▶ THE TASK
Repeat the entries below exactly as they appear, with no pictures.

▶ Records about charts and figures
## begin

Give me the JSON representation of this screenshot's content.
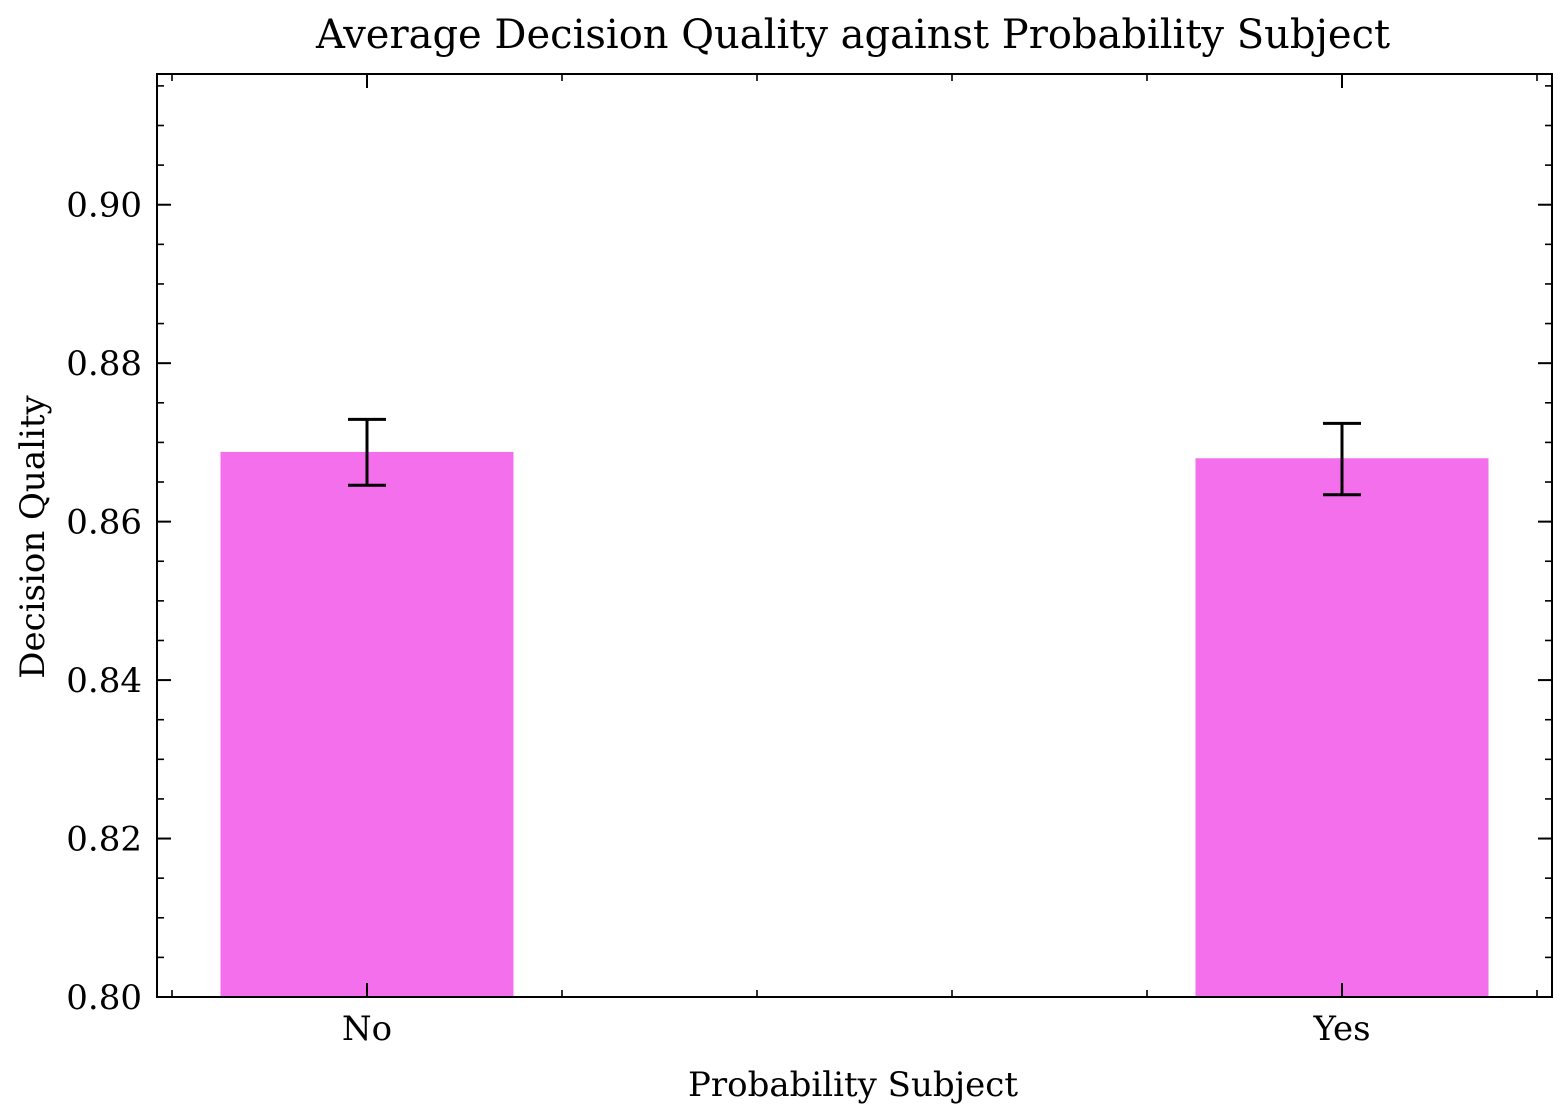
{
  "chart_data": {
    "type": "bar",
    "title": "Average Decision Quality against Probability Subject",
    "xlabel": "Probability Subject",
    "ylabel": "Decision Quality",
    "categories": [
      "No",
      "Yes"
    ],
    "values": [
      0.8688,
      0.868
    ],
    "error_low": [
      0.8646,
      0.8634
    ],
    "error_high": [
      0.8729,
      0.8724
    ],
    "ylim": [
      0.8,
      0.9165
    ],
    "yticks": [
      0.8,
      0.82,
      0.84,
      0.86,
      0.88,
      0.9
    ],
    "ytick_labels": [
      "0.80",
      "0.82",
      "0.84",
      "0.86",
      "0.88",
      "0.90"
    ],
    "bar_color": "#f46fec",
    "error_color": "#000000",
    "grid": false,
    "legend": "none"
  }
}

## end

▶ SOLUTION TO THIS TASK
Give me the JSON representation of this screenshot's content.
{
  "chart_data": {
    "type": "bar",
    "title": "Average Decision Quality against Probability Subject",
    "xlabel": "Probability Subject",
    "ylabel": "Decision Quality",
    "categories": [
      "No",
      "Yes"
    ],
    "values": [
      0.8688,
      0.868
    ],
    "error_low": [
      0.8646,
      0.8634
    ],
    "error_high": [
      0.8729,
      0.8724
    ],
    "ylim": [
      0.8,
      0.9165
    ],
    "yticks": [
      0.8,
      0.82,
      0.84,
      0.86,
      0.88,
      0.9
    ],
    "ytick_labels": [
      "0.80",
      "0.82",
      "0.84",
      "0.86",
      "0.88",
      "0.90"
    ],
    "bar_color": "#f46fec",
    "error_color": "#000000",
    "grid": false,
    "legend": "none"
  }
}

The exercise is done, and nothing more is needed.